Source text:
Bonus: Advanced Visualization

Annotations and Drawing on Plots

Adding Text and Annotations

Reference:

ax.text(x, y, 'text') - Add text at coordinates
ax.annotate('text', xy=(x, y), xytext=(x2, y2)) - Add annotation with arrow
ax.arrow(x, y, dx, dy) - Add arrow
ax.axhline(y=value) - Add horizontal line
ax.axvline(x=value) - Add vertical line

Example:

# Annotate important points
fig, ax = plt.subplots(figsize=(10, 6))
ax.plot(data)

# Add text annotation
ax.text(50, data[50], 'Peak Value', fontsize=12, ha='center')

# Add arrow annotation
ax.annotate('Important Event',
           xy=(100, data[100]),
           xytext=(150, data[100] + 10),
           arrowprops=dict(arrowstyle='->', color='red'))

# Add reference lines
ax.axhline(y=data.mean(), color='gray', linestyle='--', alpha=0.7)
ax.axvline(x=50, color='gray', linestyle='--', alpha=0.7)

Drawing Shapes and Patches

Reference:

from matplotlib.patches import Rectangle, Circle, Polygon

# Add shapes to plots
rect = Rectangle((x, y), width, height, color='blue', alpha=0.3)
circle = Circle((x, y), radius, color='red', alpha=0.3)
polygon = Polygon([(x1, y1), (x2, y2), (x3, y3)], color='green', alpha=0.3)

ax.add_patch(rect)
ax.add_patch(circle)
ax.add_patch(polygon)

matplotlib Configuration

Global Configuration

Reference:

plt.rcParams - Access all configuration parameters
plt.rc('font', size=12) - Set font size
plt.rc('figure', figsize=(8, 6)) - Set default figure size
plt.rcdefaults() - Reset to defaults

Example:

# Custom matplotlib configuration
plt.rcParams.update({
    'font.size': 12,
    'font.family': 'serif',
    'axes.linewidth': 1.2,
    'axes.grid': True,
    'grid.alpha': 0.3,
    'figure.figsize': (10, 6),
    'savefig.dpi': 300,
    'savefig.bbox': 'tight'
})

# Create plot with custom settings
fig, ax = plt.subplots()
ax.plot(data)

Style Sheets

Reference:

# Available styles
plt.style.available  # List all available styles

# Use a style
plt.style.use('seaborn-v0_8')
plt.style.use('ggplot')
plt.style.use('bmh')

# Create custom style
plt.style.use({
    'figure.facecolor': 'white',
    'axes.facecolor': 'lightgray',
    'axes.grid': True,
    'grid.color': 'white'
})

Advanced pandas Plotting

Subplot Layouts

Reference:

# Advanced subplot options
df.plot(subplots=True, layout=(2, 2), sharex=True, sharey=True)
df.plot(subplots=True, figsize=(12, 8), title='Custom Title')

Stacked and Grouped Plots

Reference:

# Stacked bar plots
df.plot.bar(stacked=True, alpha=0.7)

# Grouped bar plots
df.plot.bar(x='category', y='value', color=['red', 'blue', 'green'])

# Area plots
df.plot.area(alpha=0.7, stacked=True)

Data block:
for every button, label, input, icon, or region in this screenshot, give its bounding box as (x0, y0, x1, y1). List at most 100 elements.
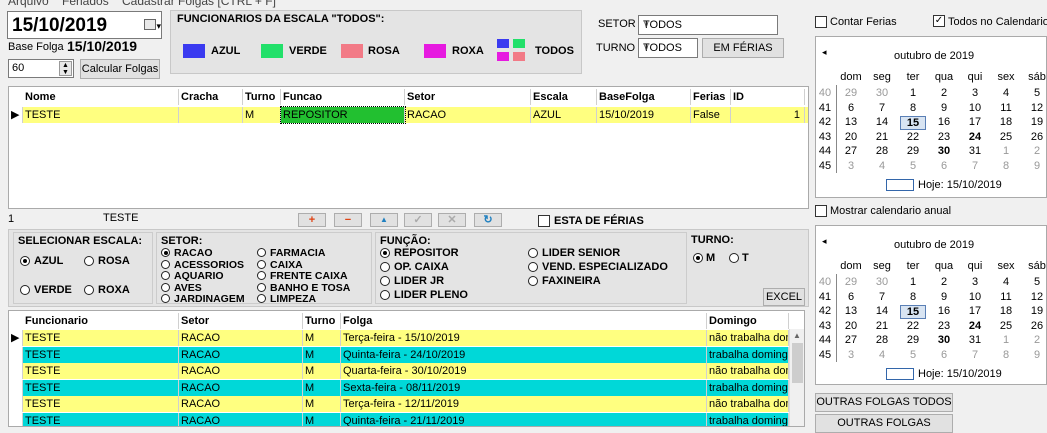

Required task: Reproduce everything in the advanced visualization guide from "# Create plot" down to "plt.style.use('seaborn-v0_8')", word for word.

Full response:
# Create plot with custom settings
fig, ax = plt.subplots()
ax.plot(data)

Style Sheets

Reference:

# Available styles
plt.style.available  # List all available styles

# Use a style
plt.style.use('seaborn-v0_8')